--- start of Entries supplied ---
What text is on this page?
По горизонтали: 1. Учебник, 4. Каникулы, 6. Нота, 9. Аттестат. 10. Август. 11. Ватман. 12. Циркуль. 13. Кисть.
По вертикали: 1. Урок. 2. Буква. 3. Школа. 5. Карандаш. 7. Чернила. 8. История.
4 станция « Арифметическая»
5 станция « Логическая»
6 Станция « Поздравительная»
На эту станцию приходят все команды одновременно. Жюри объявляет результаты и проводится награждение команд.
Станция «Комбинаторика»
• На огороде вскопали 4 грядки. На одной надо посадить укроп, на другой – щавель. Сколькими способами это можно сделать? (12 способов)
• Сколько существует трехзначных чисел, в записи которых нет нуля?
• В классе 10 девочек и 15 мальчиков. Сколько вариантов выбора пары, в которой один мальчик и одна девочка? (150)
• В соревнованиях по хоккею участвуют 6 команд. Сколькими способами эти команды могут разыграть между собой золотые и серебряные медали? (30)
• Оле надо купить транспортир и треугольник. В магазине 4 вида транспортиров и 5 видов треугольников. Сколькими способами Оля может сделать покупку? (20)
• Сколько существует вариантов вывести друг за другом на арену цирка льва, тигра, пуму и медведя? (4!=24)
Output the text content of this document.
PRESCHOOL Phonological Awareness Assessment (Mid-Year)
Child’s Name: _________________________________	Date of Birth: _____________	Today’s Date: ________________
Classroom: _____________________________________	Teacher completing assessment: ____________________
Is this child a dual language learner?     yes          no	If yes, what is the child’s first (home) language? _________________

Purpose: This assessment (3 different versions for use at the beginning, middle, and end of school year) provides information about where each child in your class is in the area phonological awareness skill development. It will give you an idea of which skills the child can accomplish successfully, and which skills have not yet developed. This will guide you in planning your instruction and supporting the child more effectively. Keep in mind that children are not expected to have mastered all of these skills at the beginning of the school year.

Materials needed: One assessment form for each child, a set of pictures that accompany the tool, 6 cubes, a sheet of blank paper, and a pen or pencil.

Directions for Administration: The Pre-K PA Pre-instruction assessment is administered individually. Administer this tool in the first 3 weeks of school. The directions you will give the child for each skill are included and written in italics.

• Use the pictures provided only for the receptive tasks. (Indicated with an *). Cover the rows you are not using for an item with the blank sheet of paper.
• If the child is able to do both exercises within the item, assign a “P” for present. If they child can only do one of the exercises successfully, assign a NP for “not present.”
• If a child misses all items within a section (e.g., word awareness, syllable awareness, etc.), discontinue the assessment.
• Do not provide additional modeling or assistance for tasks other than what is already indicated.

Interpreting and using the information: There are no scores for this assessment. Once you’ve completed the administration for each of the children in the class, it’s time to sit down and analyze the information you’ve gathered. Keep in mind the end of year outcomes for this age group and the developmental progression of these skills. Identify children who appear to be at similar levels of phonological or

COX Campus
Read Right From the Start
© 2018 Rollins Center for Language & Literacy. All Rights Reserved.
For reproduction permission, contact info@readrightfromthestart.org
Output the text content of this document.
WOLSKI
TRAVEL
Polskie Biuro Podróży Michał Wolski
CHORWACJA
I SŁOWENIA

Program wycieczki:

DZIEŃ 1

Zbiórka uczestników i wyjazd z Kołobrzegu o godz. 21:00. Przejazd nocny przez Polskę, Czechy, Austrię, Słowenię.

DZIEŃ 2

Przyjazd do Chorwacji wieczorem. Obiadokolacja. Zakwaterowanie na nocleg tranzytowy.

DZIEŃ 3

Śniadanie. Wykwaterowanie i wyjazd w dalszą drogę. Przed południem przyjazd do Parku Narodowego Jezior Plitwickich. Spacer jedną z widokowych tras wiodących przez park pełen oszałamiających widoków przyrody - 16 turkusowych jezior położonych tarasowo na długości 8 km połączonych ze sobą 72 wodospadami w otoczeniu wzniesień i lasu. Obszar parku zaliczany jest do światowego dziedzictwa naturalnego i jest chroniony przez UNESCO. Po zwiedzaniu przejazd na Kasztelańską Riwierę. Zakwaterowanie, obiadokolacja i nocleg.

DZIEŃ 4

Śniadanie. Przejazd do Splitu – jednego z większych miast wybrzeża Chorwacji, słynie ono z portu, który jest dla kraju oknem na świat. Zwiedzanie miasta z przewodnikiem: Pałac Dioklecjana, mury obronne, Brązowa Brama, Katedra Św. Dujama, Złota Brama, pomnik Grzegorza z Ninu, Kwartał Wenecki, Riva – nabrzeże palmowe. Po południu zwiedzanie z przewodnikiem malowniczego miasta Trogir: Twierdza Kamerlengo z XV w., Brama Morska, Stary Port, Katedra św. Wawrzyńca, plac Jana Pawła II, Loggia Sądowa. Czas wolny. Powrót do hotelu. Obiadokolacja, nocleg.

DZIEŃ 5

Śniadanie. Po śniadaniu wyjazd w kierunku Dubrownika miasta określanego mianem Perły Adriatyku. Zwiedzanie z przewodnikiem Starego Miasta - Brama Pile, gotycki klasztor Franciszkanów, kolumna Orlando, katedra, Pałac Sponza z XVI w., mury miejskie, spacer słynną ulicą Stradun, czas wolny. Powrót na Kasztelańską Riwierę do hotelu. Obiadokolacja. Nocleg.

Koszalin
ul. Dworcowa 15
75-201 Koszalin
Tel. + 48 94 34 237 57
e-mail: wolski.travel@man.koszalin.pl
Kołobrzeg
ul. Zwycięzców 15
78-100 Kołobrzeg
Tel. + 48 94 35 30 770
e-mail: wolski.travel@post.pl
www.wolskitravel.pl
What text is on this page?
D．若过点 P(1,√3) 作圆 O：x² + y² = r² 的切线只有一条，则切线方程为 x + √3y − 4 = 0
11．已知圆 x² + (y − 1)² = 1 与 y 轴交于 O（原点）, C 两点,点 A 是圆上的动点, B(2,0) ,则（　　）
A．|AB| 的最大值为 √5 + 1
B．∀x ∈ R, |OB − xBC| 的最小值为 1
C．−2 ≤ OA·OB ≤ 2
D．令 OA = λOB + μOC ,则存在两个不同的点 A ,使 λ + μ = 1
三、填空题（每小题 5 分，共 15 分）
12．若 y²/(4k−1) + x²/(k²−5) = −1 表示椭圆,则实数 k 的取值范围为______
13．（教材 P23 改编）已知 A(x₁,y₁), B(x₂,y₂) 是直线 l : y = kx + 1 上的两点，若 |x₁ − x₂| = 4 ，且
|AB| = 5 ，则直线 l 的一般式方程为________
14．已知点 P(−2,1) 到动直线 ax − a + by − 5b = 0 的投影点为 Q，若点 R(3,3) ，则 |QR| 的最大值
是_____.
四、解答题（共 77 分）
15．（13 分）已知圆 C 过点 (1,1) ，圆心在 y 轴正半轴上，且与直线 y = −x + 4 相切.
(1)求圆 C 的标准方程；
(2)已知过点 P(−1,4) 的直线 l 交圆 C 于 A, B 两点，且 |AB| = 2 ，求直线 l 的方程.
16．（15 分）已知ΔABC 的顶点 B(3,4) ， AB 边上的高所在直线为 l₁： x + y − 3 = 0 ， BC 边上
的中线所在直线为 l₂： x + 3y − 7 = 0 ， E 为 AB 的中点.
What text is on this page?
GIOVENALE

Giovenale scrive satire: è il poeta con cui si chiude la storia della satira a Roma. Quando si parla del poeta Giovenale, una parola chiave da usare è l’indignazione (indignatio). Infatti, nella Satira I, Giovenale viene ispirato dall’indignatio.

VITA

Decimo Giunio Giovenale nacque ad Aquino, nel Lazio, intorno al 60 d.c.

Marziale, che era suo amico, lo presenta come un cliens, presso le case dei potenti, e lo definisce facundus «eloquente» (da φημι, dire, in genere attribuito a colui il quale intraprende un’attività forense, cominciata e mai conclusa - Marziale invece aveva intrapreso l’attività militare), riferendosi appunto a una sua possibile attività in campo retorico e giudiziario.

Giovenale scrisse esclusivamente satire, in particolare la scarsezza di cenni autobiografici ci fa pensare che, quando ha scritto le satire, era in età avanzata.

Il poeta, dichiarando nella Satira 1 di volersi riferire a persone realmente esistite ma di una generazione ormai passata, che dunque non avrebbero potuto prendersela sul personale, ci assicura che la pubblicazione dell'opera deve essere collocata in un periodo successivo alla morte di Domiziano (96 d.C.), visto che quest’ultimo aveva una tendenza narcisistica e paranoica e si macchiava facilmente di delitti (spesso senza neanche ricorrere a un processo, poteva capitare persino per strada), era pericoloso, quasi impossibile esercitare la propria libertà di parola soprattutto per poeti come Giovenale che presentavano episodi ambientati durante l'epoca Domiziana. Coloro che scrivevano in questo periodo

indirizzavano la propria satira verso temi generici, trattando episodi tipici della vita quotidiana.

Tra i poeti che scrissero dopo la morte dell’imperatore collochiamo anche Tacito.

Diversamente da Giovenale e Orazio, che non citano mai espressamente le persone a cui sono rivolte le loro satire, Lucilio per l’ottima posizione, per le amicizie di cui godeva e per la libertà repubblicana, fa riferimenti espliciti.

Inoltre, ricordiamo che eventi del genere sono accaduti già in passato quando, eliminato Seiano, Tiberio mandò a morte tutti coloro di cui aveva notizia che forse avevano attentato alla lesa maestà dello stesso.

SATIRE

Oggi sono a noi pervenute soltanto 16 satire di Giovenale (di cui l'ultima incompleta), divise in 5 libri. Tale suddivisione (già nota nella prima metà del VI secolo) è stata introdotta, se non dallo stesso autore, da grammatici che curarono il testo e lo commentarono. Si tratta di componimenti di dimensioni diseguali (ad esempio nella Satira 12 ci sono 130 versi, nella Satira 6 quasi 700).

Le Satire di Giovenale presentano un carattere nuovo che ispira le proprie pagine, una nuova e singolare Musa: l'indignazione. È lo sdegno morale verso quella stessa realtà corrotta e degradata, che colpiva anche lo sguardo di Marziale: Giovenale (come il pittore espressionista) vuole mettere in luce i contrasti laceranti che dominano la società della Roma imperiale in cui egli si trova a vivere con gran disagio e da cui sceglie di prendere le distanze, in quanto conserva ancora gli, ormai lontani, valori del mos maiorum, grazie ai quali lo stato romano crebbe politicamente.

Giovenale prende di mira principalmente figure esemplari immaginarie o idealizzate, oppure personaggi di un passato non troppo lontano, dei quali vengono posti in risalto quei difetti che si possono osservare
--- end of Entries supplied ---
• _Stated problem_
Gather each line in the data that holds the string "сделать".

• _The response_
• На огороде вскопали 4 грядки. На одной надо посадить укроп, на другой – щавель. Сколькими способами это можно сделать? (12 способов)
• Оле надо купить транспортир и треугольник. В магазине 4 вида транспортиров и 5 видов треугольников. Сколькими способами Оля может сделать покупку? (20)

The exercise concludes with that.